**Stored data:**
╔══

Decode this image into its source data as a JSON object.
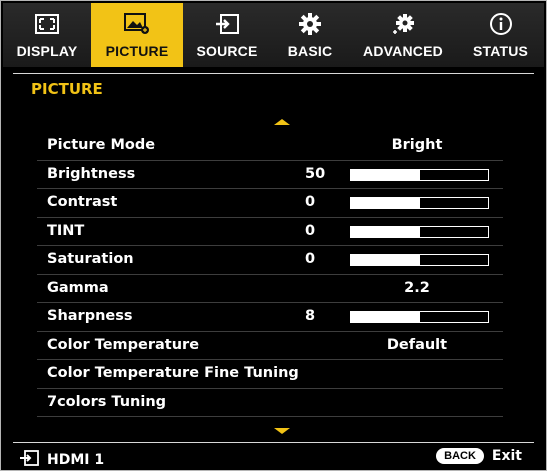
{
  "tabs": [
    {
      "label": "DISPLAY",
      "icon": "display-icon",
      "active": false
    },
    {
      "label": "PICTURE",
      "icon": "picture-icon",
      "active": true
    },
    {
      "label": "SOURCE",
      "icon": "source-icon",
      "active": false
    },
    {
      "label": "BASIC",
      "icon": "gear-icon",
      "active": false
    },
    {
      "label": "ADVANCED",
      "icon": "advanced-gear-icon",
      "active": false
    },
    {
      "label": "STATUS",
      "icon": "info-icon",
      "active": false
    }
  ],
  "section_title": "PICTURE",
  "rows": [
    {
      "label": "Picture Mode",
      "value": "Bright"
    },
    {
      "label": "Brightness",
      "value": "50",
      "bar_fraction": 0.5
    },
    {
      "label": "Contrast",
      "value": "0",
      "bar_fraction": 0.5
    },
    {
      "label": "TINT",
      "value": "0",
      "bar_fraction": 0.5
    },
    {
      "label": "Saturation",
      "value": "0",
      "bar_fraction": 0.5
    },
    {
      "label": "Gamma",
      "value": "2.2"
    },
    {
      "label": "Sharpness",
      "value": "8",
      "bar_fraction": 0.5
    },
    {
      "label": "Color Temperature",
      "value": "Default"
    },
    {
      "label": "Color Temperature Fine Tuning",
      "value": ""
    },
    {
      "label": "7colors Tuning",
      "value": ""
    }
  ],
  "footer": {
    "source_label": "HDMI 1",
    "back_label": "BACK",
    "exit_label": "Exit"
  },
  "colors": {
    "accent": "#f2c316",
    "background": "#000000",
    "text": "#ffffff"
  }
}
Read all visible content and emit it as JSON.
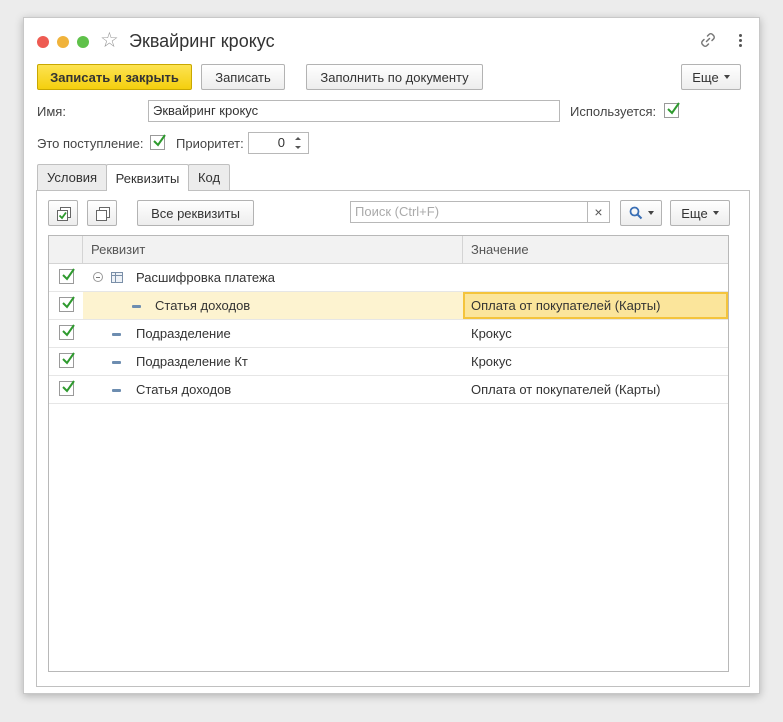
{
  "window": {
    "title": "Эквайринг крокус"
  },
  "toolbar": {
    "save_close": "Записать и закрыть",
    "save": "Записать",
    "fill_by_doc": "Заполнить по документу",
    "more": "Еще"
  },
  "form": {
    "name_label": "Имя:",
    "name_value": "Эквайринг крокус",
    "used_label": "Используется:",
    "used_checked": true,
    "income_label": "Это поступление:",
    "income_checked": true,
    "priority_label": "Приоритет:",
    "priority_value": "0"
  },
  "tabs": [
    {
      "label": "Условия",
      "active": false
    },
    {
      "label": "Реквизиты",
      "active": true
    },
    {
      "label": "Код",
      "active": false
    }
  ],
  "panel": {
    "all_attrs": "Все реквизиты",
    "search_placeholder": "Поиск (Ctrl+F)",
    "clear": "×",
    "more": "Еще"
  },
  "grid": {
    "columns": [
      "Реквизит",
      "Значение"
    ],
    "rows": [
      {
        "checked": true,
        "level": 0,
        "kind": "group",
        "name": "Расшифровка платежа",
        "value": ""
      },
      {
        "checked": true,
        "level": 1,
        "kind": "item",
        "name": "Статья доходов",
        "value": "Оплата от покупателей (Карты)",
        "selected": true
      },
      {
        "checked": true,
        "level": 0,
        "kind": "item",
        "name": "Подразделение",
        "value": "Крокус"
      },
      {
        "checked": true,
        "level": 0,
        "kind": "item",
        "name": "Подразделение Кт",
        "value": "Крокус"
      },
      {
        "checked": true,
        "level": 0,
        "kind": "item",
        "name": "Статья доходов",
        "value": "Оплата от покупателей (Карты)"
      }
    ]
  },
  "colors": {
    "primary_button": "#f4cf0e",
    "check_mark": "#2e9a2e",
    "selected_cell": "#fbe59b"
  }
}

╚══

Quote exactly, and only, the lines from the line containing "Read all visible content and emit it as JSON." through the final line of the records above, both included, omitting any pictures.

Read all visible content and emit it as JSON.
{
  "window": {
    "title": "Эквайринг крокус"
  },
  "toolbar": {
    "save_close": "Записать и закрыть",
    "save": "Записать",
    "fill_by_doc": "Заполнить по документу",
    "more": "Еще"
  },
  "form": {
    "name_label": "Имя:",
    "name_value": "Эквайринг крокус",
    "used_label": "Используется:",
    "used_checked": true,
    "income_label": "Это поступление:",
    "income_checked": true,
    "priority_label": "Приоритет:",
    "priority_value": "0"
  },
  "tabs": [
    {
      "label": "Условия",
      "active": false
    },
    {
      "label": "Реквизиты",
      "active": true
    },
    {
      "label": "Код",
      "active": false
    }
  ],
  "panel": {
    "all_attrs": "Все реквизиты",
    "search_placeholder": "Поиск (Ctrl+F)",
    "clear": "×",
    "more": "Еще"
  },
  "grid": {
    "columns": [
      "Реквизит",
      "Значение"
    ],
    "rows": [
      {
        "checked": true,
        "level": 0,
        "kind": "group",
        "name": "Расшифровка платежа",
        "value": ""
      },
      {
        "checked": true,
        "level": 1,
        "kind": "item",
        "name": "Статья доходов",
        "value": "Оплата от покупателей (Карты)",
        "selected": true
      },
      {
        "checked": true,
        "level": 0,
        "kind": "item",
        "name": "Подразделение",
        "value": "Крокус"
      },
      {
        "checked": true,
        "level": 0,
        "kind": "item",
        "name": "Подразделение Кт",
        "value": "Крокус"
      },
      {
        "checked": true,
        "level": 0,
        "kind": "item",
        "name": "Статья доходов",
        "value": "Оплата от покупателей (Карты)"
      }
    ]
  },
  "colors": {
    "primary_button": "#f4cf0e",
    "check_mark": "#2e9a2e",
    "selected_cell": "#fbe59b"
  }
}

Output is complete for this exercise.